-- start Input data --
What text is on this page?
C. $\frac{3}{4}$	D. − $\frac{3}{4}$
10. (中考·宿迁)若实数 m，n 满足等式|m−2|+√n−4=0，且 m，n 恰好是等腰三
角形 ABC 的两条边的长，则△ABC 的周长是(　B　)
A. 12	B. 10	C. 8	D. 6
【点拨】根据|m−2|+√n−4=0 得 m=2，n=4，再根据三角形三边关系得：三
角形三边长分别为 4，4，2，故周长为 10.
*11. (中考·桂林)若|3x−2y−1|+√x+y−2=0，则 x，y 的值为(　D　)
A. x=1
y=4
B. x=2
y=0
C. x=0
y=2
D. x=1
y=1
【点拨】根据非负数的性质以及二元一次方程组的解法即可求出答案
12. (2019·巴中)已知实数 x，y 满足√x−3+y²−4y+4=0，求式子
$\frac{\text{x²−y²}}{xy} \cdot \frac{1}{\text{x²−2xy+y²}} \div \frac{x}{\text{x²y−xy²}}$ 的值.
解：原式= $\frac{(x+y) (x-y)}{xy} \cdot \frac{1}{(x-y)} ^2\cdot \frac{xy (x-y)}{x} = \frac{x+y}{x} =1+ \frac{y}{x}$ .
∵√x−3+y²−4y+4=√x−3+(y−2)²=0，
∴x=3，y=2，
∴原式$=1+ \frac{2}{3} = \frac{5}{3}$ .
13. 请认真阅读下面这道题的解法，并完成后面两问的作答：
-- end Input data --
Set problem
Go through the entries and repeat each one exactly.

Task answer
What text is on this page?
C. $\frac{3}{4}$	D. − $\frac{3}{4}$
10. (中考·宿迁)若实数 m，n 满足等式|m−2|+√n−4=0，且 m，n 恰好是等腰三
角形 ABC 的两条边的长，则△ABC 的周长是(　B　)
A. 12	B. 10	C. 8	D. 6
【点拨】根据|m−2|+√n−4=0 得 m=2，n=4，再根据三角形三边关系得：三
角形三边长分别为 4，4，2，故周长为 10.
*11. (中考·桂林)若|3x−2y−1|+√x+y−2=0，则 x，y 的值为(　D　)
A. x=1
y=4
B. x=2
y=0
C. x=0
y=2
D. x=1
y=1
【点拨】根据非负数的性质以及二元一次方程组的解法即可求出答案
12. (2019·巴中)已知实数 x，y 满足√x−3+y²−4y+4=0，求式子
$\frac{\text{x²−y²}}{xy} \cdot \frac{1}{\text{x²−2xy+y²}} \div \frac{x}{\text{x²y−xy²}}$ 的值.
解：原式= $\frac{(x+y) (x-y)}{xy} \cdot \frac{1}{(x-y)} ^2\cdot \frac{xy (x-y)}{x} = \frac{x+y}{x} =1+ \frac{y}{x}$ .
∵√x−3+y²−4y+4=√x−3+(y−2)²=0，
∴x=3，y=2，
∴原式$=1+ \frac{2}{3} = \frac{5}{3}$ .
13. 请认真阅读下面这道题的解法，并完成后面两问的作答：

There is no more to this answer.